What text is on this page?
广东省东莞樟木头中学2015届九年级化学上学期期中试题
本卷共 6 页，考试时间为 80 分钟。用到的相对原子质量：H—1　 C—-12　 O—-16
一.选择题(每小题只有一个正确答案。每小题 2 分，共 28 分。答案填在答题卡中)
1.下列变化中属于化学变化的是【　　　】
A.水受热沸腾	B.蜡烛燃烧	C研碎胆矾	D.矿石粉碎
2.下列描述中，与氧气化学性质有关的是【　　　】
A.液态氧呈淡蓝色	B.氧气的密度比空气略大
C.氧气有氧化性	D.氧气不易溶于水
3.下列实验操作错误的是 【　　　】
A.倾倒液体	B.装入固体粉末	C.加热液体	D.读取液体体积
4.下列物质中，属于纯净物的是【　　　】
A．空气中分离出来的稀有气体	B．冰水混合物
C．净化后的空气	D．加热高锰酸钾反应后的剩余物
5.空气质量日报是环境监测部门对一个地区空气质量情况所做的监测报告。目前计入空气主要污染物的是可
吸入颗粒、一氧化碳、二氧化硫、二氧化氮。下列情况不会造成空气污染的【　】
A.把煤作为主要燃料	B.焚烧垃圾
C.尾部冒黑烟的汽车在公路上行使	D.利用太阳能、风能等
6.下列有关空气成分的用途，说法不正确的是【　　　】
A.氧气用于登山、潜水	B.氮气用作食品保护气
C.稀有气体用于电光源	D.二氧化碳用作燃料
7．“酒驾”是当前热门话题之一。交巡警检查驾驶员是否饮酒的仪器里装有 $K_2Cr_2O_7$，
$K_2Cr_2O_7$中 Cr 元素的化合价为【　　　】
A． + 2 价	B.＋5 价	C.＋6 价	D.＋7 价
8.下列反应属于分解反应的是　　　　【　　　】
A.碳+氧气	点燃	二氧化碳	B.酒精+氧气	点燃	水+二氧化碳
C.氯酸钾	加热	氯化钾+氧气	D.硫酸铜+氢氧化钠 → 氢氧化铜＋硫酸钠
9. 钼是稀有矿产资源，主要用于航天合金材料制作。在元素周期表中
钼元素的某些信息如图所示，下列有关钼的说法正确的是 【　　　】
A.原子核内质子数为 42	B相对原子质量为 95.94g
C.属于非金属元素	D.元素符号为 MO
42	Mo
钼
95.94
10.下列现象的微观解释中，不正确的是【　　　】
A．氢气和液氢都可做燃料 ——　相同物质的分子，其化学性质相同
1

**GIVEN TASK**
Extract the data in full. Keep it word for word.

**FINISHED TASK**
What text is on this page?
广东省东莞樟木头中学2015届九年级化学上学期期中试题
本卷共 6 页，考试时间为 80 分钟。用到的相对原子质量：H—1　 C—-12　 O—-16
一.选择题(每小题只有一个正确答案。每小题 2 分，共 28 分。答案填在答题卡中)
1.下列变化中属于化学变化的是【　　　】
A.水受热沸腾	B.蜡烛燃烧	C研碎胆矾	D.矿石粉碎
2.下列描述中，与氧气化学性质有关的是【　　　】
A.液态氧呈淡蓝色	B.氧气的密度比空气略大
C.氧气有氧化性	D.氧气不易溶于水
3.下列实验操作错误的是 【　　　】
A.倾倒液体	B.装入固体粉末	C.加热液体	D.读取液体体积
4.下列物质中，属于纯净物的是【　　　】
A．空气中分离出来的稀有气体	B．冰水混合物
C．净化后的空气	D．加热高锰酸钾反应后的剩余物
5.空气质量日报是环境监测部门对一个地区空气质量情况所做的监测报告。目前计入空气主要污染物的是可
吸入颗粒、一氧化碳、二氧化硫、二氧化氮。下列情况不会造成空气污染的【　】
A.把煤作为主要燃料	B.焚烧垃圾
C.尾部冒黑烟的汽车在公路上行使	D.利用太阳能、风能等
6.下列有关空气成分的用途，说法不正确的是【　　　】
A.氧气用于登山、潜水	B.氮气用作食品保护气
C.稀有气体用于电光源	D.二氧化碳用作燃料
7．“酒驾”是当前热门话题之一。交巡警检查驾驶员是否饮酒的仪器里装有 $K_2Cr_2O_7$，
$K_2Cr_2O_7$中 Cr 元素的化合价为【　　　】
A． + 2 价	B.＋5 价	C.＋6 价	D.＋7 价
8.下列反应属于分解反应的是　　　　【　　　】
A.碳+氧气	点燃	二氧化碳	B.酒精+氧气	点燃	水+二氧化碳
C.氯酸钾	加热	氯化钾+氧气	D.硫酸铜+氢氧化钠 → 氢氧化铜＋硫酸钠
9. 钼是稀有矿产资源，主要用于航天合金材料制作。在元素周期表中
钼元素的某些信息如图所示，下列有关钼的说法正确的是 【　　　】
A.原子核内质子数为 42	B相对原子质量为 95.94g
C.属于非金属元素	D.元素符号为 MO
42	Mo
钼
95.94
10.下列现象的微观解释中，不正确的是【　　　】
A．氢气和液氢都可做燃料 ——　相同物质的分子，其化学性质相同
1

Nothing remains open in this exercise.